Copy out the records below line for line, without changing anything, and leave out the pictures.

- DATA SUPPLIED
** BEGIN **

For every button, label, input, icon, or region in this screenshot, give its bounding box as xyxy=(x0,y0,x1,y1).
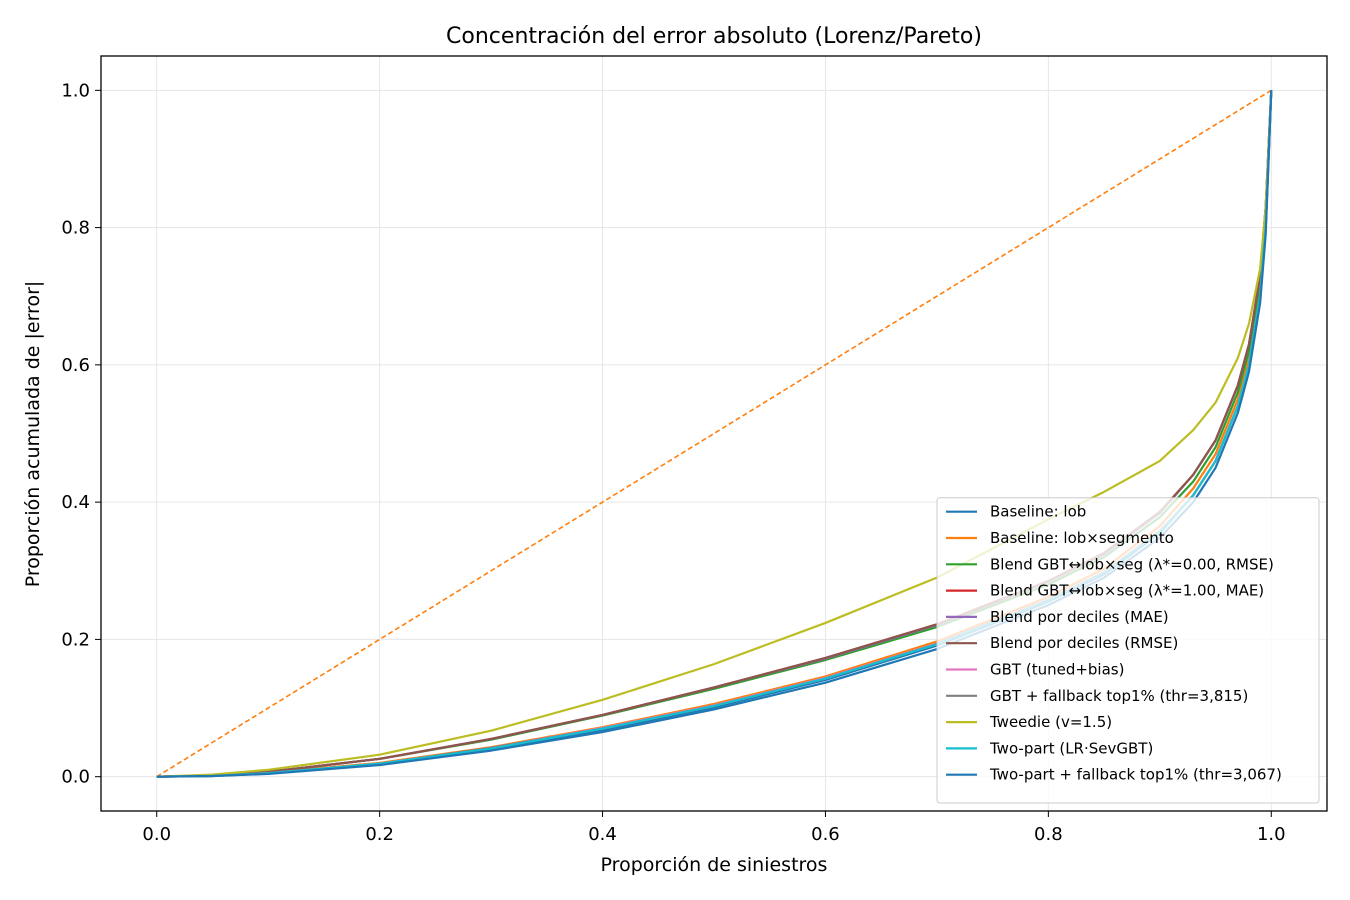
chart-title: Concentración del error absoluto (Lorenz… xyxy=(446,24,982,49)
legend-label: Blend por deciles (MAE) xyxy=(990,608,1169,626)
legend-label: Two-part + fallback top1% (thr=3,067) xyxy=(989,766,1282,784)
y-tick-label: 0.8 xyxy=(61,218,90,239)
legend-label: Tweedie (v=1.5) xyxy=(989,713,1112,731)
y-tick-label: 0.6 xyxy=(61,355,90,376)
y-tick-label: 0.0 xyxy=(61,767,90,788)
reference-diagonal-line xyxy=(156,89,1272,778)
legend-label: Baseline: lob×segmento xyxy=(990,529,1174,547)
ticks: 0.0 0.2 0.4 0.6 0.8 1.0 0.0 0.2 0.4 0.6 0.8 1.0 xyxy=(61,80,1285,845)
reference-line-layer xyxy=(156,89,1272,778)
plot-frame xyxy=(100,55,1328,812)
x-tick-label: 1.0 xyxy=(1257,824,1286,845)
x-tick-label: 0.2 xyxy=(365,824,394,845)
legend-label: Blend GBT↔lob×seg (λ*=1.00, MAE) xyxy=(990,582,1264,600)
legend-label: GBT + fallback top1% (thr=3,815) xyxy=(990,687,1248,705)
y-tick-label: 0.2 xyxy=(61,629,90,650)
x-axis-label: Proporción de siniestros xyxy=(601,854,828,876)
y-tick-label: 0.4 xyxy=(61,492,90,513)
legend-label: Two-part (LR·SevGBT) xyxy=(989,739,1153,757)
legend-label: GBT (tuned+bias) xyxy=(990,661,1124,679)
x-tick-label: 0.4 xyxy=(588,824,617,845)
legend: Baseline: lob Baseline: lob×segmento Blend… xyxy=(936,497,1320,804)
legend-label: Baseline: lob xyxy=(990,503,1086,521)
x-tick-label: 0.8 xyxy=(1034,824,1063,845)
legend-label: Blend GBT↔lob×seg (λ*=0.00, RMSE) xyxy=(990,555,1274,573)
legend-box xyxy=(936,497,1320,804)
x-tick-label: 0.6 xyxy=(811,824,840,845)
x-tick-label: 0.0 xyxy=(142,824,171,845)
y-tick-label: 1.0 xyxy=(61,80,90,101)
y-axis-label: Proporción acumulada de |error| xyxy=(22,281,44,588)
legend-label: Blend por deciles (RMSE) xyxy=(990,634,1178,652)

** END **

- SOLUTION
For every button, label, input, icon, or region in this screenshot, give its bounding box as xyxy=(x0,y0,x1,y1).
chart-title: Concentración del error absoluto (Lorenz… xyxy=(446,24,982,49)
legend-label: Blend por deciles (MAE) xyxy=(990,608,1169,626)
legend-label: Two-part + fallback top1% (thr=3,067) xyxy=(989,766,1282,784)
y-tick-label: 0.8 xyxy=(61,218,90,239)
legend-label: Tweedie (v=1.5) xyxy=(989,713,1112,731)
y-tick-label: 0.6 xyxy=(61,355,90,376)
y-tick-label: 0.0 xyxy=(61,767,90,788)
reference-diagonal-line xyxy=(156,89,1272,778)
legend-label: Baseline: lob×segmento xyxy=(990,529,1174,547)
ticks: 0.0 0.2 0.4 0.6 0.8 1.0 0.0 0.2 0.4 0.6 0.8 1.0 xyxy=(61,80,1285,845)
reference-line-layer xyxy=(156,89,1272,778)
plot-frame xyxy=(100,55,1328,812)
x-tick-label: 1.0 xyxy=(1257,824,1286,845)
x-tick-label: 0.2 xyxy=(365,824,394,845)
legend-label: Blend GBT↔lob×seg (λ*=1.00, MAE) xyxy=(990,582,1264,600)
legend-label: GBT + fallback top1% (thr=3,815) xyxy=(990,687,1248,705)
y-tick-label: 0.2 xyxy=(61,629,90,650)
x-axis-label: Proporción de siniestros xyxy=(601,854,828,876)
y-tick-label: 0.4 xyxy=(61,492,90,513)
legend-label: Two-part (LR·SevGBT) xyxy=(989,739,1153,757)
legend-label: GBT (tuned+bias) xyxy=(990,661,1124,679)
x-tick-label: 0.4 xyxy=(588,824,617,845)
legend: Baseline: lob Baseline: lob×segmento Blend… xyxy=(936,497,1320,804)
legend-label: Baseline: lob xyxy=(990,503,1086,521)
x-tick-label: 0.8 xyxy=(1034,824,1063,845)
legend-label: Blend GBT↔lob×seg (λ*=0.00, RMSE) xyxy=(990,555,1274,573)
legend-box xyxy=(936,497,1320,804)
x-tick-label: 0.6 xyxy=(811,824,840,845)
x-tick-label: 0.0 xyxy=(142,824,171,845)
y-tick-label: 1.0 xyxy=(61,80,90,101)
y-axis-label: Proporción acumulada de |error| xyxy=(22,281,44,588)
legend-label: Blend por deciles (RMSE) xyxy=(990,634,1178,652)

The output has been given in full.